• **DESCRIPTION OF THE TASK**
Please give the listing again, word for word, with nothing left out.

Source records
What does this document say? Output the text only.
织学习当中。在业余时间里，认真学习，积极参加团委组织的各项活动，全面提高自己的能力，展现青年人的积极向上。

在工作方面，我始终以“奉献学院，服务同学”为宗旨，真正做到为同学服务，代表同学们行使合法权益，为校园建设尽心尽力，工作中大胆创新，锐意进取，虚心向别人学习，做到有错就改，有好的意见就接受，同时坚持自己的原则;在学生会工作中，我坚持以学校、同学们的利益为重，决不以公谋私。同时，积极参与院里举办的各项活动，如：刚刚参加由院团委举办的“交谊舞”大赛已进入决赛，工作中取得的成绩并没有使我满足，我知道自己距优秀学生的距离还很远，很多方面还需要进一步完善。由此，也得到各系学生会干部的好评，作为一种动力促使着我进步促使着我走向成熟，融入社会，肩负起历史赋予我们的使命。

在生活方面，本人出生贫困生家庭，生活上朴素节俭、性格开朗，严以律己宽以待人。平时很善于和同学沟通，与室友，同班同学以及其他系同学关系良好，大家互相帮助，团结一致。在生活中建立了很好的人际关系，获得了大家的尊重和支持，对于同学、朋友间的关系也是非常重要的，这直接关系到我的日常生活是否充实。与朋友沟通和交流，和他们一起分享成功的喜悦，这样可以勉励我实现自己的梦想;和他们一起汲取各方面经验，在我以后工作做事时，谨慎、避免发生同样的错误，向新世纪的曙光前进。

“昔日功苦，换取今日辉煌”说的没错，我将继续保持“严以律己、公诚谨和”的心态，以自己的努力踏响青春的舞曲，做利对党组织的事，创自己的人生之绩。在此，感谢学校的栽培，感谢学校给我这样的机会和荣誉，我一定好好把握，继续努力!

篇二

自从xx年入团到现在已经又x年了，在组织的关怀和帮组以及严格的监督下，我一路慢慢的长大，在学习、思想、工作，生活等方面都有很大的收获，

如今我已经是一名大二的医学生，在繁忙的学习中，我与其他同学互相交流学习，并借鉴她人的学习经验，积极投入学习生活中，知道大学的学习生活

• **OUTPUT BELOW**
What does this document say? Output the text only.
织学习当中。在业余时间里，认真学习，积极参加团委组织的各项活动，全面提高自己的能力，展现青年人的积极向上。

在工作方面，我始终以“奉献学院，服务同学”为宗旨，真正做到为同学服务，代表同学们行使合法权益，为校园建设尽心尽力，工作中大胆创新，锐意进取，虚心向别人学习，做到有错就改，有好的意见就接受，同时坚持自己的原则;在学生会工作中，我坚持以学校、同学们的利益为重，决不以公谋私。同时，积极参与院里举办的各项活动，如：刚刚参加由院团委举办的“交谊舞”大赛已进入决赛，工作中取得的成绩并没有使我满足，我知道自己距优秀学生的距离还很远，很多方面还需要进一步完善。由此，也得到各系学生会干部的好评，作为一种动力促使着我进步促使着我走向成熟，融入社会，肩负起历史赋予我们的使命。

在生活方面，本人出生贫困生家庭，生活上朴素节俭、性格开朗，严以律己宽以待人。平时很善于和同学沟通，与室友，同班同学以及其他系同学关系良好，大家互相帮助，团结一致。在生活中建立了很好的人际关系，获得了大家的尊重和支持，对于同学、朋友间的关系也是非常重要的，这直接关系到我的日常生活是否充实。与朋友沟通和交流，和他们一起分享成功的喜悦，这样可以勉励我实现自己的梦想;和他们一起汲取各方面经验，在我以后工作做事时，谨慎、避免发生同样的错误，向新世纪的曙光前进。

“昔日功苦，换取今日辉煌”说的没错，我将继续保持“严以律己、公诚谨和”的心态，以自己的努力踏响青春的舞曲，做利对党组织的事，创自己的人生之绩。在此，感谢学校的栽培，感谢学校给我这样的机会和荣誉，我一定好好把握，继续努力!

篇二

自从xx年入团到现在已经又x年了，在组织的关怀和帮组以及严格的监督下，我一路慢慢的长大，在学习、思想、工作，生活等方面都有很大的收获，

如今我已经是一名大二的医学生，在繁忙的学习中，我与其他同学互相交流学习，并借鉴她人的学习经验，积极投入学习生活中，知道大学的学习生活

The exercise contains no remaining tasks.